* _Stated problem_
Transcribe the listing in full, excluding any pictures.

===== Materials provided =====

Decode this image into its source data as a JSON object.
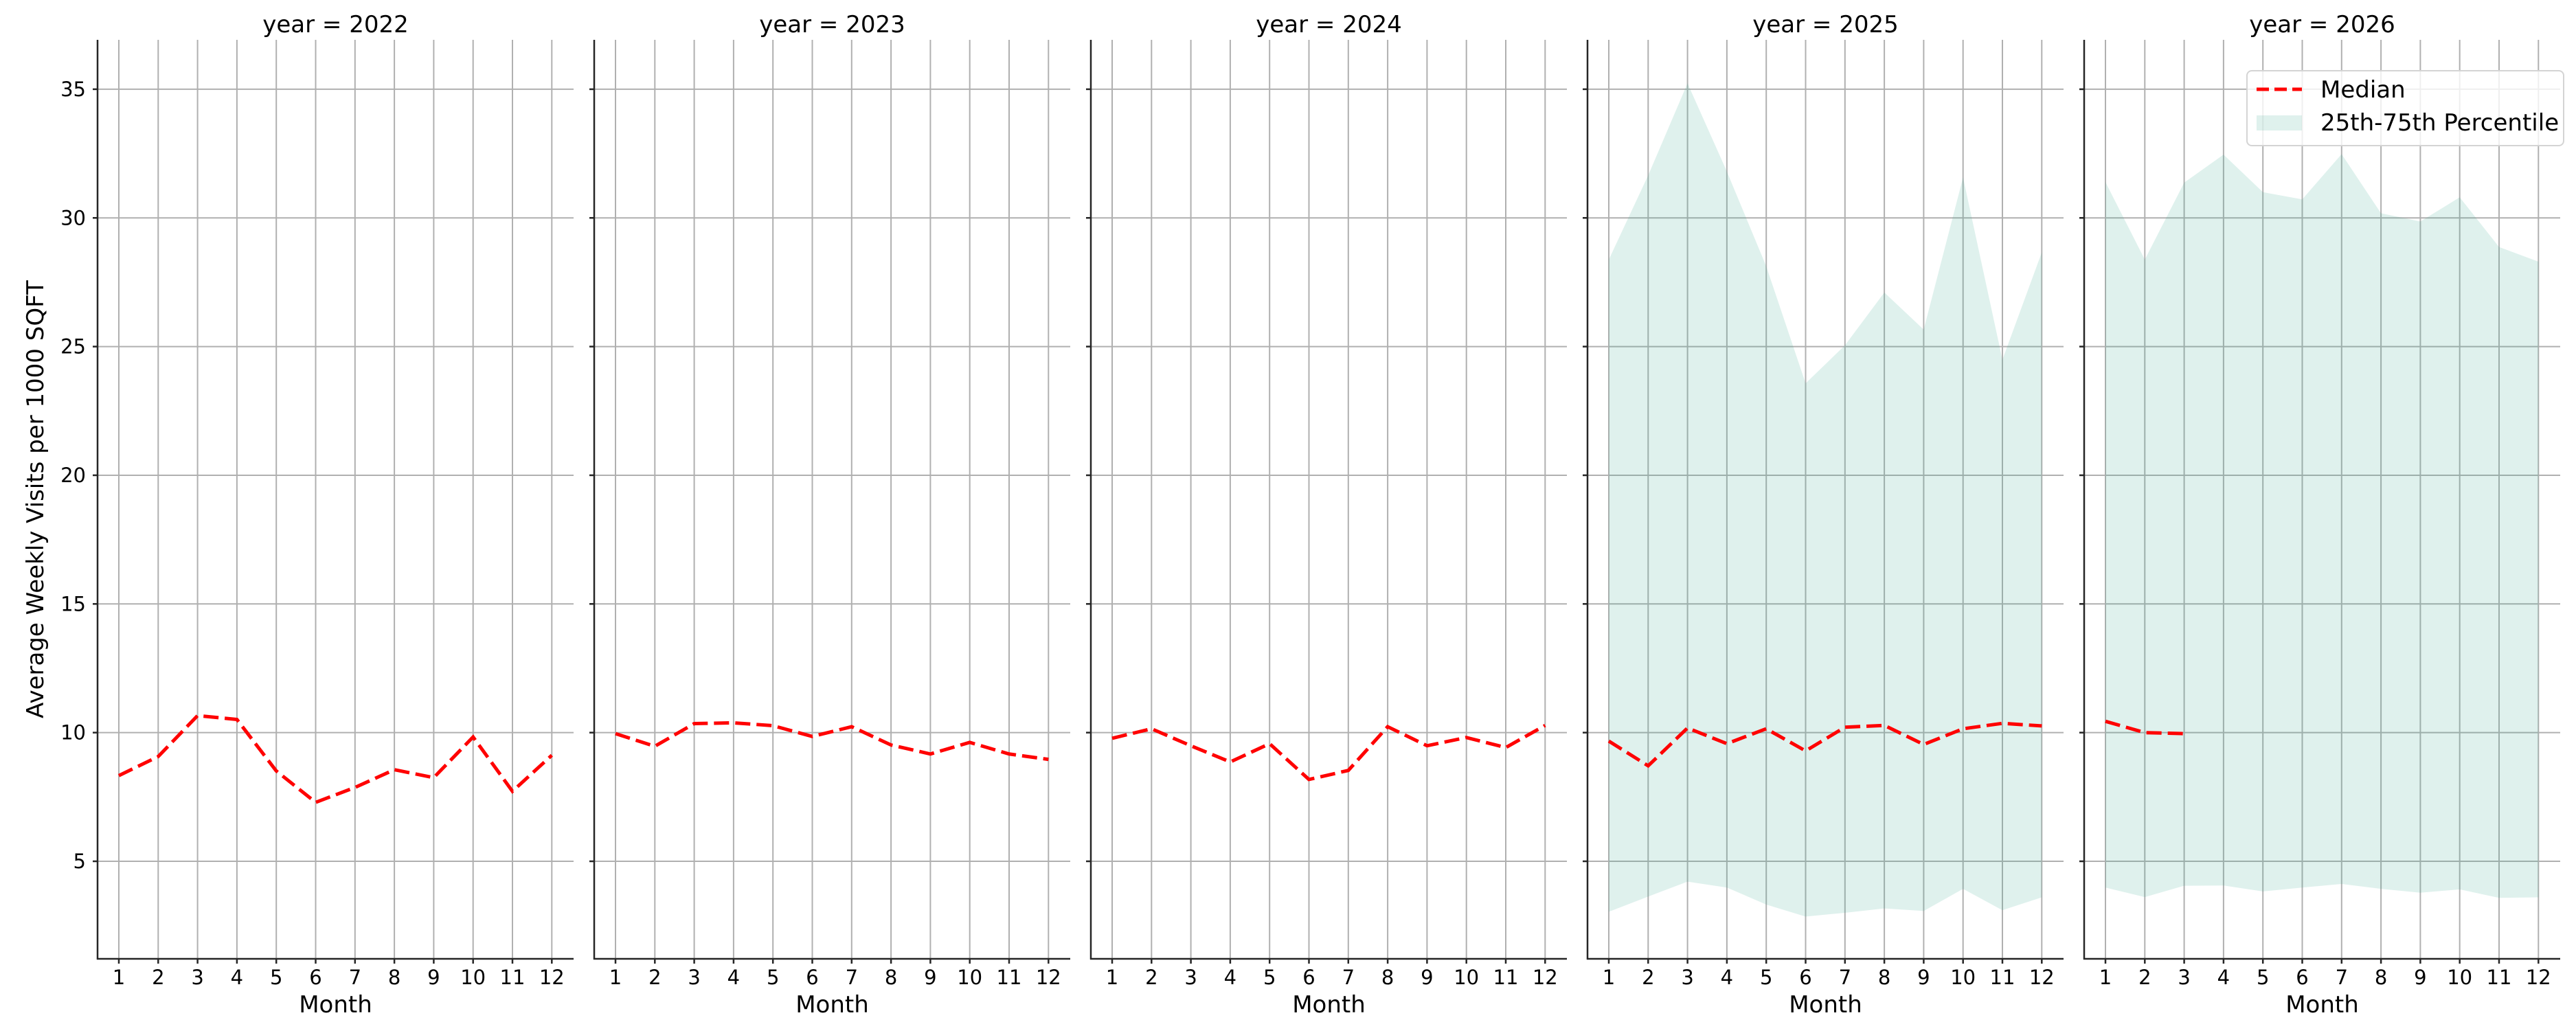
{
  "figure": {
    "ylabel": "Average Weekly Visits per 1000 SQFT",
    "xlabel": "Month",
    "legend": {
      "median_label": "Median",
      "band_label": "25th-75th Percentile"
    },
    "colors": {
      "median": "#ff0000",
      "band_rgb": "67,173,149",
      "band_alpha": 0.17,
      "grid": "#b0b0b0",
      "axis": "#262626"
    }
  },
  "chart_data": {
    "type": "line",
    "title": "",
    "facet_by": "year",
    "xlabel": "Month",
    "ylabel": "Average Weekly Visits per 1000 SQFT",
    "x": [
      1,
      2,
      3,
      4,
      5,
      6,
      7,
      8,
      9,
      10,
      11,
      12
    ],
    "x_tick_labels": [
      "1",
      "2",
      "3",
      "4",
      "5",
      "6",
      "7",
      "8",
      "9",
      "10",
      "11",
      "12"
    ],
    "y_ticks": [
      5,
      10,
      15,
      20,
      25,
      30,
      35
    ],
    "ylim": [
      1.2,
      36.9
    ],
    "grid": true,
    "sharey": true,
    "legend_position": "upper right (last panel)",
    "legend": [
      "Median",
      "25th-75th Percentile"
    ],
    "panels": [
      {
        "title": "year = 2022",
        "year": 2022,
        "series": [
          {
            "name": "Median",
            "style": "dashed",
            "values": [
              8.33,
              9.07,
              10.66,
              10.51,
              8.51,
              7.29,
              7.87,
              8.56,
              8.25,
              9.83,
              7.72,
              9.12
            ]
          }
        ],
        "band": null
      },
      {
        "title": "year = 2023",
        "year": 2023,
        "series": [
          {
            "name": "Median",
            "style": "dashed",
            "values": [
              9.96,
              9.47,
              10.35,
              10.38,
              10.27,
              9.85,
              10.23,
              9.52,
              9.17,
              9.62,
              9.17,
              8.96
            ]
          }
        ],
        "band": null
      },
      {
        "title": "year = 2024",
        "year": 2024,
        "series": [
          {
            "name": "Median",
            "style": "dashed",
            "values": [
              9.78,
              10.15,
              9.49,
              8.86,
              9.57,
              8.18,
              8.53,
              10.23,
              9.49,
              9.81,
              9.42,
              10.28
            ]
          }
        ],
        "band": null
      },
      {
        "title": "year = 2025",
        "year": 2025,
        "series": [
          {
            "name": "Median",
            "style": "dashed",
            "values": [
              9.67,
              8.71,
              10.18,
              9.57,
              10.15,
              9.29,
              10.21,
              10.28,
              9.54,
              10.15,
              10.36,
              10.26
            ]
          }
        ],
        "band": {
          "name": "25th-75th Percentile",
          "lower": [
            3.04,
            3.63,
            4.21,
            3.98,
            3.32,
            2.85,
            3.0,
            3.17,
            3.07,
            3.93,
            3.1,
            3.6
          ],
          "upper": [
            28.38,
            31.65,
            35.23,
            31.8,
            28.12,
            23.57,
            25.05,
            27.1,
            25.66,
            31.57,
            24.49,
            28.66
          ]
        }
      },
      {
        "title": "year = 2026",
        "year": 2026,
        "series": [
          {
            "name": "Median",
            "style": "dashed",
            "values": [
              10.44,
              10.0,
              9.96,
              null,
              null,
              null,
              null,
              null,
              null,
              null,
              null,
              null
            ]
          }
        ],
        "band": {
          "name": "25th-75th Percentile",
          "lower": [
            3.98,
            3.61,
            4.05,
            4.06,
            3.83,
            3.98,
            4.12,
            3.93,
            3.78,
            3.91,
            3.58,
            3.6
          ],
          "upper": [
            31.39,
            28.38,
            31.37,
            32.46,
            31.0,
            30.72,
            32.48,
            30.18,
            29.86,
            30.8,
            28.87,
            28.3
          ]
        }
      }
    ]
  }
}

=====

* _Answer to this task_
Decode this image into its source data as a JSON object.
{
  "figure": {
    "ylabel": "Average Weekly Visits per 1000 SQFT",
    "xlabel": "Month",
    "legend": {
      "median_label": "Median",
      "band_label": "25th-75th Percentile"
    },
    "colors": {
      "median": "#ff0000",
      "band_rgb": "67,173,149",
      "band_alpha": 0.17,
      "grid": "#b0b0b0",
      "axis": "#262626"
    }
  },
  "chart_data": {
    "type": "line",
    "title": "",
    "facet_by": "year",
    "xlabel": "Month",
    "ylabel": "Average Weekly Visits per 1000 SQFT",
    "x": [
      1,
      2,
      3,
      4,
      5,
      6,
      7,
      8,
      9,
      10,
      11,
      12
    ],
    "x_tick_labels": [
      "1",
      "2",
      "3",
      "4",
      "5",
      "6",
      "7",
      "8",
      "9",
      "10",
      "11",
      "12"
    ],
    "y_ticks": [
      5,
      10,
      15,
      20,
      25,
      30,
      35
    ],
    "ylim": [
      1.2,
      36.9
    ],
    "grid": true,
    "sharey": true,
    "legend_position": "upper right (last panel)",
    "legend": [
      "Median",
      "25th-75th Percentile"
    ],
    "panels": [
      {
        "title": "year = 2022",
        "year": 2022,
        "series": [
          {
            "name": "Median",
            "style": "dashed",
            "values": [
              8.33,
              9.07,
              10.66,
              10.51,
              8.51,
              7.29,
              7.87,
              8.56,
              8.25,
              9.83,
              7.72,
              9.12
            ]
          }
        ],
        "band": null
      },
      {
        "title": "year = 2023",
        "year": 2023,
        "series": [
          {
            "name": "Median",
            "style": "dashed",
            "values": [
              9.96,
              9.47,
              10.35,
              10.38,
              10.27,
              9.85,
              10.23,
              9.52,
              9.17,
              9.62,
              9.17,
              8.96
            ]
          }
        ],
        "band": null
      },
      {
        "title": "year = 2024",
        "year": 2024,
        "series": [
          {
            "name": "Median",
            "style": "dashed",
            "values": [
              9.78,
              10.15,
              9.49,
              8.86,
              9.57,
              8.18,
              8.53,
              10.23,
              9.49,
              9.81,
              9.42,
              10.28
            ]
          }
        ],
        "band": null
      },
      {
        "title": "year = 2025",
        "year": 2025,
        "series": [
          {
            "name": "Median",
            "style": "dashed",
            "values": [
              9.67,
              8.71,
              10.18,
              9.57,
              10.15,
              9.29,
              10.21,
              10.28,
              9.54,
              10.15,
              10.36,
              10.26
            ]
          }
        ],
        "band": {
          "name": "25th-75th Percentile",
          "lower": [
            3.04,
            3.63,
            4.21,
            3.98,
            3.32,
            2.85,
            3.0,
            3.17,
            3.07,
            3.93,
            3.1,
            3.6
          ],
          "upper": [
            28.38,
            31.65,
            35.23,
            31.8,
            28.12,
            23.57,
            25.05,
            27.1,
            25.66,
            31.57,
            24.49,
            28.66
          ]
        }
      },
      {
        "title": "year = 2026",
        "year": 2026,
        "series": [
          {
            "name": "Median",
            "style": "dashed",
            "values": [
              10.44,
              10.0,
              9.96,
              null,
              null,
              null,
              null,
              null,
              null,
              null,
              null,
              null
            ]
          }
        ],
        "band": {
          "name": "25th-75th Percentile",
          "lower": [
            3.98,
            3.61,
            4.05,
            4.06,
            3.83,
            3.98,
            4.12,
            3.93,
            3.78,
            3.91,
            3.58,
            3.6
          ],
          "upper": [
            31.39,
            28.38,
            31.37,
            32.46,
            31.0,
            30.72,
            32.48,
            30.18,
            29.86,
            30.8,
            28.87,
            28.3
          ]
        }
      }
    ]
  }
}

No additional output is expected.